### GOAL OF THE EXERCISE
Retype every entry word for word.

Chart and figure data:

┄┄┄┄┄┄┄┄┄┄

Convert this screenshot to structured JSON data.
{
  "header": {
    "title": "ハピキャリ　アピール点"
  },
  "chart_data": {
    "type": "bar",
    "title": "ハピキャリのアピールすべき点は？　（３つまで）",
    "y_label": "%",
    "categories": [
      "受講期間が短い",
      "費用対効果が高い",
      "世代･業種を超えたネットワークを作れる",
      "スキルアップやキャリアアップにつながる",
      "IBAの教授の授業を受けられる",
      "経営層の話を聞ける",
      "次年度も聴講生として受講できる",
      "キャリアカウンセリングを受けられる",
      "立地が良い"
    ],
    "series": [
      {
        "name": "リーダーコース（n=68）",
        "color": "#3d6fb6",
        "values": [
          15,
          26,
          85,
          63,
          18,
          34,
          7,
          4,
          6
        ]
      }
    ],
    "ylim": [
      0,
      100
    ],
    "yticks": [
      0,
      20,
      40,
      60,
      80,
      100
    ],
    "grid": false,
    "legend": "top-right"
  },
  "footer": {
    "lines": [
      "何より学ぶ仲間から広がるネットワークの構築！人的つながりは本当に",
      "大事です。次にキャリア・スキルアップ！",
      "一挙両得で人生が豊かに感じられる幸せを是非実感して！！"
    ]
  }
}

┄┄┄┄┄┄┄┄┄┄

### SOLUTION TO THE PROBLEM
Convert this screenshot to structured JSON data.
{
  "header": {
    "title": "ハピキャリ　アピール点"
  },
  "chart_data": {
    "type": "bar",
    "title": "ハピキャリのアピールすべき点は？　（３つまで）",
    "y_label": "%",
    "categories": [
      "受講期間が短い",
      "費用対効果が高い",
      "世代･業種を超えたネットワークを作れる",
      "スキルアップやキャリアアップにつながる",
      "IBAの教授の授業を受けられる",
      "経営層の話を聞ける",
      "次年度も聴講生として受講できる",
      "キャリアカウンセリングを受けられる",
      "立地が良い"
    ],
    "series": [
      {
        "name": "リーダーコース（n=68）",
        "color": "#3d6fb6",
        "values": [
          15,
          26,
          85,
          63,
          18,
          34,
          7,
          4,
          6
        ]
      }
    ],
    "ylim": [
      0,
      100
    ],
    "yticks": [
      0,
      20,
      40,
      60,
      80,
      100
    ],
    "grid": false,
    "legend": "top-right"
  },
  "footer": {
    "lines": [
      "何より学ぶ仲間から広がるネットワークの構築！人的つながりは本当に",
      "大事です。次にキャリア・スキルアップ！",
      "一挙両得で人生が豊かに感じられる幸せを是非実感して！！"
    ]
  }
}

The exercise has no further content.